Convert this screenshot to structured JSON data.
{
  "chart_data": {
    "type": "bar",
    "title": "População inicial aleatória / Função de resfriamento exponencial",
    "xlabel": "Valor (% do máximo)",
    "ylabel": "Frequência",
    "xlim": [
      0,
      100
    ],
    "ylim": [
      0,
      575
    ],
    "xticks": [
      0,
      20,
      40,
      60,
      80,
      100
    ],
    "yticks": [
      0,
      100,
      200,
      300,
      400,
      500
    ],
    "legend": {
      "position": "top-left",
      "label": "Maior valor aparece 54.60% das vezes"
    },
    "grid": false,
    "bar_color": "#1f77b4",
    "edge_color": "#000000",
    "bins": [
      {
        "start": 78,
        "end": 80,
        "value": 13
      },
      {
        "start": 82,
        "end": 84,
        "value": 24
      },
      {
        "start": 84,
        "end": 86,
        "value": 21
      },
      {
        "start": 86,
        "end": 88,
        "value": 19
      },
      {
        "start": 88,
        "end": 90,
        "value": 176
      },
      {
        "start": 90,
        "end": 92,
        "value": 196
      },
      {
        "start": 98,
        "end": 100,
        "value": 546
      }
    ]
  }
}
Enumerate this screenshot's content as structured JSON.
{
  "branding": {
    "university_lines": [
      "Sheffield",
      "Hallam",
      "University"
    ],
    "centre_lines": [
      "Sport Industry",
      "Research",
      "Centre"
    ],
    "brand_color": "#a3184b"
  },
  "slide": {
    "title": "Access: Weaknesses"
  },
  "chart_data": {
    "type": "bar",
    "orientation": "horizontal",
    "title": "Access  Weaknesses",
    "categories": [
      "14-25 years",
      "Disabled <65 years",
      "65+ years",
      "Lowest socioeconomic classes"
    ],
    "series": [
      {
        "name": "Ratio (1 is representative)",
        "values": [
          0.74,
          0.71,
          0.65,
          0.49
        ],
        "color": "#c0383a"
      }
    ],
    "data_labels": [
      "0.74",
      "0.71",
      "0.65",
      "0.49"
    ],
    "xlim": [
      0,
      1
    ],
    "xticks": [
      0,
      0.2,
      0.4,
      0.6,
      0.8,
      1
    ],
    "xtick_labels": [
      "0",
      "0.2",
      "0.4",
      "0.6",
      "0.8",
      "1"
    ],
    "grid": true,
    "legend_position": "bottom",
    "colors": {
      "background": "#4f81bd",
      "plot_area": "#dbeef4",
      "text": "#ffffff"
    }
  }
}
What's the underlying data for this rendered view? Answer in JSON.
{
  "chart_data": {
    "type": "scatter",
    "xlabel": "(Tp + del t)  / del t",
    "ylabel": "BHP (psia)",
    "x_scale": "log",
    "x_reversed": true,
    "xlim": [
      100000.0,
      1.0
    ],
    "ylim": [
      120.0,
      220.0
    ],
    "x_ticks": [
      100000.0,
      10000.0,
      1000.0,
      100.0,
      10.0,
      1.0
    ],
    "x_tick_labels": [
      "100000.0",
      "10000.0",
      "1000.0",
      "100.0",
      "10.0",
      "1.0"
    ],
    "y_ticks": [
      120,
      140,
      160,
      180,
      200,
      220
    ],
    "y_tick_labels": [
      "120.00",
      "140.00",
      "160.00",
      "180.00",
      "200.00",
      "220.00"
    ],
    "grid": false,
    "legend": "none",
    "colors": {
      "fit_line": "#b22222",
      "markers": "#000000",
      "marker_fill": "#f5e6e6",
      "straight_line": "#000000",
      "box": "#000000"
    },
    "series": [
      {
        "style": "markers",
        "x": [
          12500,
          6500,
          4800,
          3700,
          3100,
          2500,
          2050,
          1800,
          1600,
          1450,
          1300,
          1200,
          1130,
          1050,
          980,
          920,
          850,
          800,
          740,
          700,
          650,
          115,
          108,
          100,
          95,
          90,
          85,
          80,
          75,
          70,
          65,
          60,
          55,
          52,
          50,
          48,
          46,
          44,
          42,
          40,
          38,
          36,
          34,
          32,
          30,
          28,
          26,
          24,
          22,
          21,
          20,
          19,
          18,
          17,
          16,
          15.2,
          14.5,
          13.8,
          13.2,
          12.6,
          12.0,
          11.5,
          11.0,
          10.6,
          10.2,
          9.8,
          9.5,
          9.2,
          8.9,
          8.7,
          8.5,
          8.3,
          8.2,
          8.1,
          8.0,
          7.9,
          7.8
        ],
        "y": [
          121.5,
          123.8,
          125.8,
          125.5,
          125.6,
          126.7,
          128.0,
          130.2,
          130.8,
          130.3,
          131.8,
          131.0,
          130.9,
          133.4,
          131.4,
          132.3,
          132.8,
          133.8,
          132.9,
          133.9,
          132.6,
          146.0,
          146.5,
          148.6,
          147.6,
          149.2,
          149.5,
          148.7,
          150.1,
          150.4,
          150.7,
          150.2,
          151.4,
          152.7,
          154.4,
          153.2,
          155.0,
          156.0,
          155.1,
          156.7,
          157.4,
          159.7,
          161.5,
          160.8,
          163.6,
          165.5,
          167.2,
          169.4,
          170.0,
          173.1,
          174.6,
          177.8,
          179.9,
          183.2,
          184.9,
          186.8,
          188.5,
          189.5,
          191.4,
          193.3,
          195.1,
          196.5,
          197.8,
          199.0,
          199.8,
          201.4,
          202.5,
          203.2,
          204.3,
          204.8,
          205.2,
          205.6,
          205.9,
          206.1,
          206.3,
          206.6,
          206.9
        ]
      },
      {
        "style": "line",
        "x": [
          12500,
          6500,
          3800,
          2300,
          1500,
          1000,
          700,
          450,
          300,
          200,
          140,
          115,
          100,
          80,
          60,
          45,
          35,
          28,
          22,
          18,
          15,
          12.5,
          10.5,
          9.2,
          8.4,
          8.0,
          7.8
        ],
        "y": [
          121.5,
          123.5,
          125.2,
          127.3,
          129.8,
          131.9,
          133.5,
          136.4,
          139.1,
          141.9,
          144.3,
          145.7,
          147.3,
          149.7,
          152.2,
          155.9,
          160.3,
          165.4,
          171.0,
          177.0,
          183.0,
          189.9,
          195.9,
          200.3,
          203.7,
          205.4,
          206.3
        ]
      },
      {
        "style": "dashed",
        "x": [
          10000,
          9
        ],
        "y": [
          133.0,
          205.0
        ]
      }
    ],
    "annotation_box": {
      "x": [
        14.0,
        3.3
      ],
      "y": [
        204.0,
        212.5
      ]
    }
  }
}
+---+
Tally up the lines in the preceding listing that contain the string "style". Respond with the number and nothing else.

Written response » 3